====== Record excerpts ======
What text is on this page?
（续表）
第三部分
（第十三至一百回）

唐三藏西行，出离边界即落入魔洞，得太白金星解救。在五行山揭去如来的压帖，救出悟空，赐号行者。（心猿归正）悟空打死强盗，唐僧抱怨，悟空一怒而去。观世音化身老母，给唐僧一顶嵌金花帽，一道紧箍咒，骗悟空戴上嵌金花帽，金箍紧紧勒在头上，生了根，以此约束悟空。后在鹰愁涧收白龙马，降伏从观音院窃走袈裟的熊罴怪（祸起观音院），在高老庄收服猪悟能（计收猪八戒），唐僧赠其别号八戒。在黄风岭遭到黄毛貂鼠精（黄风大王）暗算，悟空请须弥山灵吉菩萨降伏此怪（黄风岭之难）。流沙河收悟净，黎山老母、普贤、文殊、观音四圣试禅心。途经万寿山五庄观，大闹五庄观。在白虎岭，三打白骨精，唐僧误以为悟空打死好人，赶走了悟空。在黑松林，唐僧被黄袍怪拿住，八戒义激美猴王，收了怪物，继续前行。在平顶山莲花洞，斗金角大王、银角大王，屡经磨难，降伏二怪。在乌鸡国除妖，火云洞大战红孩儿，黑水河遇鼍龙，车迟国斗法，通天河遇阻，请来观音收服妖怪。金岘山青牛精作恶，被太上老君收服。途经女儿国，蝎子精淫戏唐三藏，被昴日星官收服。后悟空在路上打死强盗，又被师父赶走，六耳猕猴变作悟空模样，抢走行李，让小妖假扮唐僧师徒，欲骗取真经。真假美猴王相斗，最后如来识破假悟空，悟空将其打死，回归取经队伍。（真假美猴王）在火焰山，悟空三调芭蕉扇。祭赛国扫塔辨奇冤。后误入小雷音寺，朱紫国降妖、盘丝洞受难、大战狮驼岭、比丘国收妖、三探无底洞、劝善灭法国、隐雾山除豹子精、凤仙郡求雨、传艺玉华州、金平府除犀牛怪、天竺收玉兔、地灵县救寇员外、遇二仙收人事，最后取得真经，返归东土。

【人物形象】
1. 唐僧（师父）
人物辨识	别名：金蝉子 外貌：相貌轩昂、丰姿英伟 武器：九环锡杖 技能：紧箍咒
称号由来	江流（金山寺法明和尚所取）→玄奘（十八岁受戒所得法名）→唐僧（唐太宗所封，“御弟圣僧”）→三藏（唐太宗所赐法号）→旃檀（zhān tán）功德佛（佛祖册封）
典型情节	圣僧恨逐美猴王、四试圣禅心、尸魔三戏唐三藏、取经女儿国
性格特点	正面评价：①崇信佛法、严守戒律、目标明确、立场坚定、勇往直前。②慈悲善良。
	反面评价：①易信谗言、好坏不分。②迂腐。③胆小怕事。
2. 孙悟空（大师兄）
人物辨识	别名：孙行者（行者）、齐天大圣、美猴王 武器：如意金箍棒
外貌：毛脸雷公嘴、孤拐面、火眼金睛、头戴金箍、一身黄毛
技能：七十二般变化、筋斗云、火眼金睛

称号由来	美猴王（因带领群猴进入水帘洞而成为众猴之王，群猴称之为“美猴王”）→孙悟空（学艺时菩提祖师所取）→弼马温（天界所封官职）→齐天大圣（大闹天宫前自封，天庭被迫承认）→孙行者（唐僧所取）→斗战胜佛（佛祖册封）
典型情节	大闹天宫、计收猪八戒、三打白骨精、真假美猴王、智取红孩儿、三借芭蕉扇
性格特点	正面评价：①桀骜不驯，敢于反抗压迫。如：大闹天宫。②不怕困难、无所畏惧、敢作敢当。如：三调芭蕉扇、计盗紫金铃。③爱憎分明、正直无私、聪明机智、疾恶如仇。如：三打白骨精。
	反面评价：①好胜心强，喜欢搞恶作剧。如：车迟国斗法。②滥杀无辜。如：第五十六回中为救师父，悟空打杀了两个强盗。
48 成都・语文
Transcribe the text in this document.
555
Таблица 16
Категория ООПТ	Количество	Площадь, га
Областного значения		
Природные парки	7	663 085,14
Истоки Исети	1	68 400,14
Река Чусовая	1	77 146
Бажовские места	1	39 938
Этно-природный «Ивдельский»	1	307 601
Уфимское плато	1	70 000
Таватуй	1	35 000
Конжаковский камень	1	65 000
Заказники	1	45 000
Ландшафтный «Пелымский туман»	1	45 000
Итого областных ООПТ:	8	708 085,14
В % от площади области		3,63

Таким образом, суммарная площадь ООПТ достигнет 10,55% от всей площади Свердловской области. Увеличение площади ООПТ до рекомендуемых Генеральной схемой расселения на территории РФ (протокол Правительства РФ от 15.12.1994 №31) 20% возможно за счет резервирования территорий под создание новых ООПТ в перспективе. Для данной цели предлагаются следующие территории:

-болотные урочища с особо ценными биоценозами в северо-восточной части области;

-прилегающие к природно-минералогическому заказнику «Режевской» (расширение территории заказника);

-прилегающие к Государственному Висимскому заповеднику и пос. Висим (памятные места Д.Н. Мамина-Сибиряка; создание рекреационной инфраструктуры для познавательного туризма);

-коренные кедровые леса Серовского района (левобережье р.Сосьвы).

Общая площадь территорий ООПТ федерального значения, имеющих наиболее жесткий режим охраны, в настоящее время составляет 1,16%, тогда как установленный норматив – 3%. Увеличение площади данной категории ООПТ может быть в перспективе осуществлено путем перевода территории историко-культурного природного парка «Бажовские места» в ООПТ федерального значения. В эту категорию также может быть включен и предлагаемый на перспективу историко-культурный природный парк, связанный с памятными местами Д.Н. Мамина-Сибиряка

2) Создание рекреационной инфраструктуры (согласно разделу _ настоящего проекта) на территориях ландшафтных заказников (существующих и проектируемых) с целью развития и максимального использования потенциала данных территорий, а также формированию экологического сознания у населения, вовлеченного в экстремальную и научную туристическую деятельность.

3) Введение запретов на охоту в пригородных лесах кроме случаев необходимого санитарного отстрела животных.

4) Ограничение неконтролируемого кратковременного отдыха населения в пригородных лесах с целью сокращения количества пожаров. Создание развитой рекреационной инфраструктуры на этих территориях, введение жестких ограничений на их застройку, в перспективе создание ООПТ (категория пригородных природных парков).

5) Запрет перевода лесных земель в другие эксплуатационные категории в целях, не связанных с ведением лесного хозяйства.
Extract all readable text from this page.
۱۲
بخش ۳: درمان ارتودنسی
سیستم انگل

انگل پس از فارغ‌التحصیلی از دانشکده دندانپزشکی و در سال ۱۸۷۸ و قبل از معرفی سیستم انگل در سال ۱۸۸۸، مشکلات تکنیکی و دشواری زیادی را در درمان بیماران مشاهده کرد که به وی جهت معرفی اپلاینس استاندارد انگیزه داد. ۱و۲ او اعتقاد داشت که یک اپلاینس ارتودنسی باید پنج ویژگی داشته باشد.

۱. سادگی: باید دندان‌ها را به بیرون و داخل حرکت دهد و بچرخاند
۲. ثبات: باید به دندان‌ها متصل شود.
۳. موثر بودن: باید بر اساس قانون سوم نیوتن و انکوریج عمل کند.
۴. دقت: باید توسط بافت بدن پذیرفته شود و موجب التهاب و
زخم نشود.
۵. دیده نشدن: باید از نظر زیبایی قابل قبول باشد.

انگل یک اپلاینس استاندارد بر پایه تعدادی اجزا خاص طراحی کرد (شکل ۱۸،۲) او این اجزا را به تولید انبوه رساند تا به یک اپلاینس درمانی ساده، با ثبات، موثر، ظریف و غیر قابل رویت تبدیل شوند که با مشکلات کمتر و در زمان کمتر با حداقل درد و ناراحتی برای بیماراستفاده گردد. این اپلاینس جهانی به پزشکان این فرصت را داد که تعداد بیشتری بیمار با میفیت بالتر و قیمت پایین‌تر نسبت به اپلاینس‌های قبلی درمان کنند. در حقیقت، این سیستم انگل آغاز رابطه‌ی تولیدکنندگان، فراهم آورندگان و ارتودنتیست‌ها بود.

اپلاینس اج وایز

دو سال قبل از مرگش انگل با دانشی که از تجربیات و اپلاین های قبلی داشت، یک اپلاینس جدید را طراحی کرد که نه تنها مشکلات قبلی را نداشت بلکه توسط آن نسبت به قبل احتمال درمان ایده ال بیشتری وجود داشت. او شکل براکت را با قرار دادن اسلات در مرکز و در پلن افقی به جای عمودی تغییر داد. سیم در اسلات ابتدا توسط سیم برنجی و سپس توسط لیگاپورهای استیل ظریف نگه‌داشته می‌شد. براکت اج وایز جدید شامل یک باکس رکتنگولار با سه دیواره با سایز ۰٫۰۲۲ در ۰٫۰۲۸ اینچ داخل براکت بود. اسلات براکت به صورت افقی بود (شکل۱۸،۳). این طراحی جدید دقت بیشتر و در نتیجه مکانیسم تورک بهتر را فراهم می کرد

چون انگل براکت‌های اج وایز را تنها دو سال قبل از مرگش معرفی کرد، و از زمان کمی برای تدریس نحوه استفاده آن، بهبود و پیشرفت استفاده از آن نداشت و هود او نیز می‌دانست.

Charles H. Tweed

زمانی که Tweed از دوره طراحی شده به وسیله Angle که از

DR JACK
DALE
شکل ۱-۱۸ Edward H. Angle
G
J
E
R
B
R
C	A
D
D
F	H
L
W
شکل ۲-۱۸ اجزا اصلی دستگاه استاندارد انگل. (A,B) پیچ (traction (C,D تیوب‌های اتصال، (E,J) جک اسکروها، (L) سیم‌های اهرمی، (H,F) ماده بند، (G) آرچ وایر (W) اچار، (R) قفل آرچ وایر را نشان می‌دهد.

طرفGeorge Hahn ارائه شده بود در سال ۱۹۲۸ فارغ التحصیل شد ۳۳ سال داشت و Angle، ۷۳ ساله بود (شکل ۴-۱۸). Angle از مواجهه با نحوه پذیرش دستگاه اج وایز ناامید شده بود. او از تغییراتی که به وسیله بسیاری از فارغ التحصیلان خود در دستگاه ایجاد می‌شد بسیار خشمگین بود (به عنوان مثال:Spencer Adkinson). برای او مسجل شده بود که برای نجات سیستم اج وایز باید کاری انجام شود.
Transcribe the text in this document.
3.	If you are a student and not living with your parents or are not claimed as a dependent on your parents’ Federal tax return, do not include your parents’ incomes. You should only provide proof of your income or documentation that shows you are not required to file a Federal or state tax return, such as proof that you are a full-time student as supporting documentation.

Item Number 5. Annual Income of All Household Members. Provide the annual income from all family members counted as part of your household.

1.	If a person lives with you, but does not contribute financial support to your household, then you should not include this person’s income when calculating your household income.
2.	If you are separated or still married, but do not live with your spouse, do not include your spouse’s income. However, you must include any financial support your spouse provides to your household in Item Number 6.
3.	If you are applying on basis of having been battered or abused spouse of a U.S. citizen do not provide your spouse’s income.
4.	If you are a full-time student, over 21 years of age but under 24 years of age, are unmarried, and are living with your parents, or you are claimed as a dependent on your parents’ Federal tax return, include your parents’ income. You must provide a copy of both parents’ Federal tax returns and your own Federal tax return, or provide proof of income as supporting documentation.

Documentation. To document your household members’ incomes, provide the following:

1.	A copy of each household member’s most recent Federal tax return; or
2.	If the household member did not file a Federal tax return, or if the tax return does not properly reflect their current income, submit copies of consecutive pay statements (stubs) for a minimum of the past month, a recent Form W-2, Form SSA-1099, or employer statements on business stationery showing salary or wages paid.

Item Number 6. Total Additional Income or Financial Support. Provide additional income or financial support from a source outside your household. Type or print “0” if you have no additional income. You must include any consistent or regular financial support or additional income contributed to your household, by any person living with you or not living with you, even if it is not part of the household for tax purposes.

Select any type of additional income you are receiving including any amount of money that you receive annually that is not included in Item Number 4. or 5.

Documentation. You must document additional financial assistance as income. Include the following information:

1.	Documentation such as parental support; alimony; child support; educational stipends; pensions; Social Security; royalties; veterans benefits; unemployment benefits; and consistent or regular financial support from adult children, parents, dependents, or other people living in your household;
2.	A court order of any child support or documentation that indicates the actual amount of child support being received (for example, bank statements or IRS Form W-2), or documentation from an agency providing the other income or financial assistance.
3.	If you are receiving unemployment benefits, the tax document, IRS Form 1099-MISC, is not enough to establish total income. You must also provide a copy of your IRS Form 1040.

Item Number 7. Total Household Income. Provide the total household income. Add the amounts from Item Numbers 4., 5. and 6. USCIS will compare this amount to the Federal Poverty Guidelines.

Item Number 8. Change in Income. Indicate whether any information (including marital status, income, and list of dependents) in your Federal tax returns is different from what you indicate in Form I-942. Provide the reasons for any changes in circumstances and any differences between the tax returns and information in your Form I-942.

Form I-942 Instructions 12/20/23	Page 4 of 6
======
## Problem description
Find each line with the string "性格特点" and copy it out.

## The response
性格特点	正面评价：①崇信佛法、严守戒律、目标明确、立场坚定、勇往直前。②慈悲善良。
性格特点	正面评价：①桀骜不驯，敢于反抗压迫。如：大闹天宫。②不怕困难、无所畏惧、敢作敢当。如：三调芭蕉扇、计盗紫金铃。③爱憎分明、正直无私、聪明机智、疾恶如仇。如：三打白骨精。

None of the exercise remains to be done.